Without the pictures, return each record as it appears.

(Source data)
----------
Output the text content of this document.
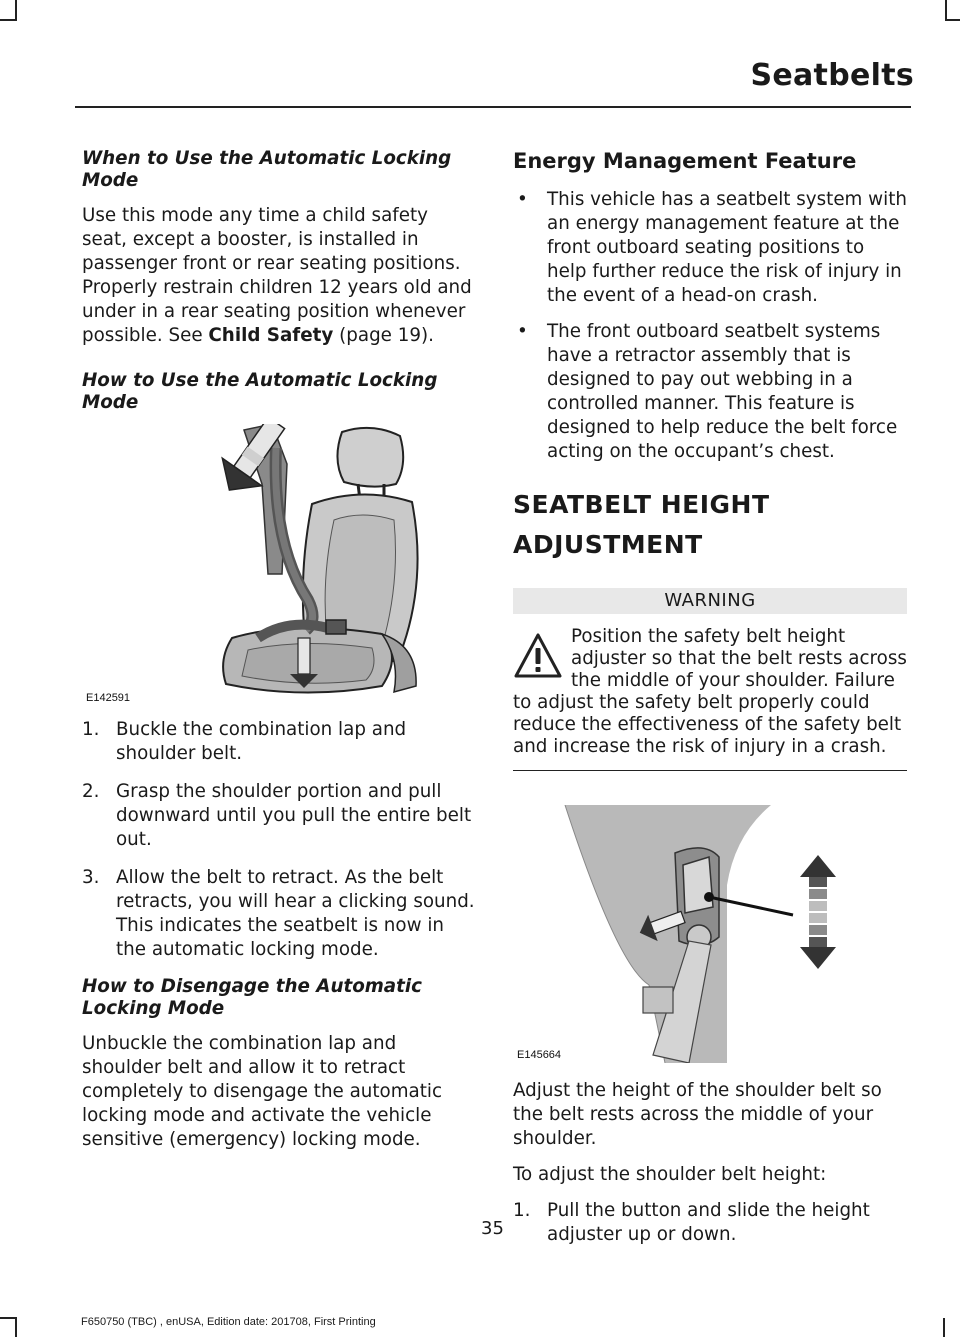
Seatbelts
When to Use the Automatic Locking Mode

Use this mode any time a child safety seat, except a booster, is installed in passenger front or rear seating positions. Properly restrain children 12 years old and under in a rear seating position whenever possible. See Child Safety (page 19).

How to Use the Automatic Locking Mode
E142591
1. Buckle the combination lap and shoulder belt.
2. Grasp the shoulder portion and pull downward until you pull the entire belt out.
3. Allow the belt to retract. As the belt retracts, you will hear a clicking sound. This indicates the seatbelt is now in the automatic locking mode.
How to Disengage the Automatic Locking Mode

Unbuckle the combination lap and shoulder belt and allow it to retract completely to disengage the automatic locking mode and activate the vehicle sensitive (emergency) locking mode.

Energy Management Feature
• This vehicle has a seatbelt system with an energy management feature at the front outboard seating positions to help further reduce the risk of injury in the event of a head-on crash.
• The front outboard seatbelt systems have a retractor assembly that is designed to pay out webbing in a controlled manner. This feature is designed to help reduce the belt force acting on the occupant’s chest.
SEATBELT HEIGHT
ADJUSTMENT
WARNING
Position the safety belt height adjuster so that the belt rests across the middle of your shoulder. Failure to adjust the safety belt properly could reduce the effectiveness of the safety belt and increase the risk of injury in a crash.
E145664

Adjust the height of the shoulder belt so the belt rests across the middle of your shoulder.

To adjust the shoulder belt height:

1. Pull the button and slide the height adjuster up or down.
35
F650750 (TBC) , enUSA, Edition date: 201708, First Printing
----------
**Output for this task**
Output the text content of this document.
Seatbelts
When to Use the Automatic Locking Mode

Use this mode any time a child safety seat, except a booster, is installed in passenger front or rear seating positions. Properly restrain children 12 years old and under in a rear seating position whenever possible. See Child Safety (page 19).

How to Use the Automatic Locking Mode
E142591
1. Buckle the combination lap and shoulder belt.
2. Grasp the shoulder portion and pull downward until you pull the entire belt out.
3. Allow the belt to retract. As the belt retracts, you will hear a clicking sound. This indicates the seatbelt is now in the automatic locking mode.
How to Disengage the Automatic Locking Mode

Unbuckle the combination lap and shoulder belt and allow it to retract completely to disengage the automatic locking mode and activate the vehicle sensitive (emergency) locking mode.

Energy Management Feature
• This vehicle has a seatbelt system with an energy management feature at the front outboard seating positions to help further reduce the risk of injury in the event of a head-on crash.
• The front outboard seatbelt systems have a retractor assembly that is designed to pay out webbing in a controlled manner. This feature is designed to help reduce the belt force acting on the occupant’s chest.
SEATBELT HEIGHT
ADJUSTMENT
WARNING
Position the safety belt height adjuster so that the belt rests across the middle of your shoulder. Failure to adjust the safety belt properly could reduce the effectiveness of the safety belt and increase the risk of injury in a crash.
E145664

Adjust the height of the shoulder belt so the belt rests across the middle of your shoulder.

To adjust the shoulder belt height:

1. Pull the button and slide the height adjuster up or down.
35
F650750 (TBC) , enUSA, Edition date: 201708, First Printing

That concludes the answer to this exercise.